## Challenge:
Lines containing the string "from" are to be collected in full.

[Dataset entries]
__________________________________________________
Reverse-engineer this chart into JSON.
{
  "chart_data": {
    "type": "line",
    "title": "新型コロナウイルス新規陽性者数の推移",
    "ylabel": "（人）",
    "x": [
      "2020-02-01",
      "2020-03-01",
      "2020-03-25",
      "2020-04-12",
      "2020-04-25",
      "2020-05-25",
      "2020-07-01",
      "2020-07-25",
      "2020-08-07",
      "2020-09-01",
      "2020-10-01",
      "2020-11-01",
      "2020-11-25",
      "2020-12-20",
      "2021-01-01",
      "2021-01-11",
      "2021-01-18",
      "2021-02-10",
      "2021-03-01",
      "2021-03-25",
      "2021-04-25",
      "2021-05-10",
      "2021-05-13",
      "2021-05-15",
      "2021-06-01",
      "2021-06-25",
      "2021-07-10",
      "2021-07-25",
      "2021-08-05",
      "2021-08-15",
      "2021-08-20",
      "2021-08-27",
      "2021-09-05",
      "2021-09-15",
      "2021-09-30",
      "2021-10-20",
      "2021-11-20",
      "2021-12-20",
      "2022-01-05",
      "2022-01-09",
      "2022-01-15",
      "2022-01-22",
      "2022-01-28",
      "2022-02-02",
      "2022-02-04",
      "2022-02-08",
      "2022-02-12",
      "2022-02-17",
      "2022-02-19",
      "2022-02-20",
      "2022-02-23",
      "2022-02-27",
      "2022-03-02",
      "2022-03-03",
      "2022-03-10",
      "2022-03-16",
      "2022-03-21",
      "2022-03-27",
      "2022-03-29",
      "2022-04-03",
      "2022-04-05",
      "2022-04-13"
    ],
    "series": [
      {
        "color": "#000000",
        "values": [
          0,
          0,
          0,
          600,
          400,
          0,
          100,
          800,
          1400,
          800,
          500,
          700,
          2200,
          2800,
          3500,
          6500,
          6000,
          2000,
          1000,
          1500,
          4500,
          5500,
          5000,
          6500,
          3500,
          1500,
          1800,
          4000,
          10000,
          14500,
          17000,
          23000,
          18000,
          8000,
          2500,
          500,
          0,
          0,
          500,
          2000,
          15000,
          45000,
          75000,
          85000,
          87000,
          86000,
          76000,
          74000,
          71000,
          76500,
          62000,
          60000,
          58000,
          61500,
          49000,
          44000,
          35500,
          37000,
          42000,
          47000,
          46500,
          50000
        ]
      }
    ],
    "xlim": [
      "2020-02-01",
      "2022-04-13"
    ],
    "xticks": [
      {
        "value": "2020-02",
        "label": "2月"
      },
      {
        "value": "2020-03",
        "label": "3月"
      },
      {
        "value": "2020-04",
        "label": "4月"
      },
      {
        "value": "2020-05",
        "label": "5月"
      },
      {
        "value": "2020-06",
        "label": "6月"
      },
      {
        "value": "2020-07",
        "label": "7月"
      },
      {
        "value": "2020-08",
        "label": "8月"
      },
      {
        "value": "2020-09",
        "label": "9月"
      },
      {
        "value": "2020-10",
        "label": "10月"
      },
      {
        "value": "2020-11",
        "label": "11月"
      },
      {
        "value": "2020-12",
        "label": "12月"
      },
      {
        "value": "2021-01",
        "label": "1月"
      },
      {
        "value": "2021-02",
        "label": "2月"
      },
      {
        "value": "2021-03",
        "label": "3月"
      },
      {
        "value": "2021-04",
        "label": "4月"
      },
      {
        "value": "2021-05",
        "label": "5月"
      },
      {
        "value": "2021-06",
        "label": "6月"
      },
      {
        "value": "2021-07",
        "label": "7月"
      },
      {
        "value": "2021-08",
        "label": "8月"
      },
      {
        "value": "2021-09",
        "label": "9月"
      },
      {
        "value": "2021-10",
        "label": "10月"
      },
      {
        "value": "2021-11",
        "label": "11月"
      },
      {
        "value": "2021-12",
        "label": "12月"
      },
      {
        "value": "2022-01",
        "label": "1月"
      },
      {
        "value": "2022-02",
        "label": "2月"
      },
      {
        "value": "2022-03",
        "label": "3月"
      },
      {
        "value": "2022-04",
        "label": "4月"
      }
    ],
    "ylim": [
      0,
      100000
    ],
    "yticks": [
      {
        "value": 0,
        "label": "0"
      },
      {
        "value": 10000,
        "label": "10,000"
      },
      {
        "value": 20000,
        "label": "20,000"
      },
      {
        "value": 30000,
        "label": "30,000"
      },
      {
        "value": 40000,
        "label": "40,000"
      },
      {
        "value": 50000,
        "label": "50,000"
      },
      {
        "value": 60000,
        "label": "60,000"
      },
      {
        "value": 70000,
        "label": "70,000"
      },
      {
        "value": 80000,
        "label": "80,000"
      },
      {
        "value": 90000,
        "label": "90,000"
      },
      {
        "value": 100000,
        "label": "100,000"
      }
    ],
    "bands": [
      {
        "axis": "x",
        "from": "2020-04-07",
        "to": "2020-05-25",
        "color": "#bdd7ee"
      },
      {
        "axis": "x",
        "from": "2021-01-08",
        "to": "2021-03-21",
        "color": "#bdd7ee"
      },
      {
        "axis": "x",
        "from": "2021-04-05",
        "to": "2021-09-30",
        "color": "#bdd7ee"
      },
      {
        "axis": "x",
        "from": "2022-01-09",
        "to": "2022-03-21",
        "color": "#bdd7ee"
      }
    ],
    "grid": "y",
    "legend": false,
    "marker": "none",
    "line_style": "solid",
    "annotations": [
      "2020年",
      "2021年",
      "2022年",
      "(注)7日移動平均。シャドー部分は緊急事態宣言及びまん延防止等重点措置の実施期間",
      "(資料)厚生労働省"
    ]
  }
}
__________________________________________________
## Solution below:
        "from": "2020-04-07",
        "from": "2021-01-08",
        "from": "2021-04-05",
        "from": "2022-01-09",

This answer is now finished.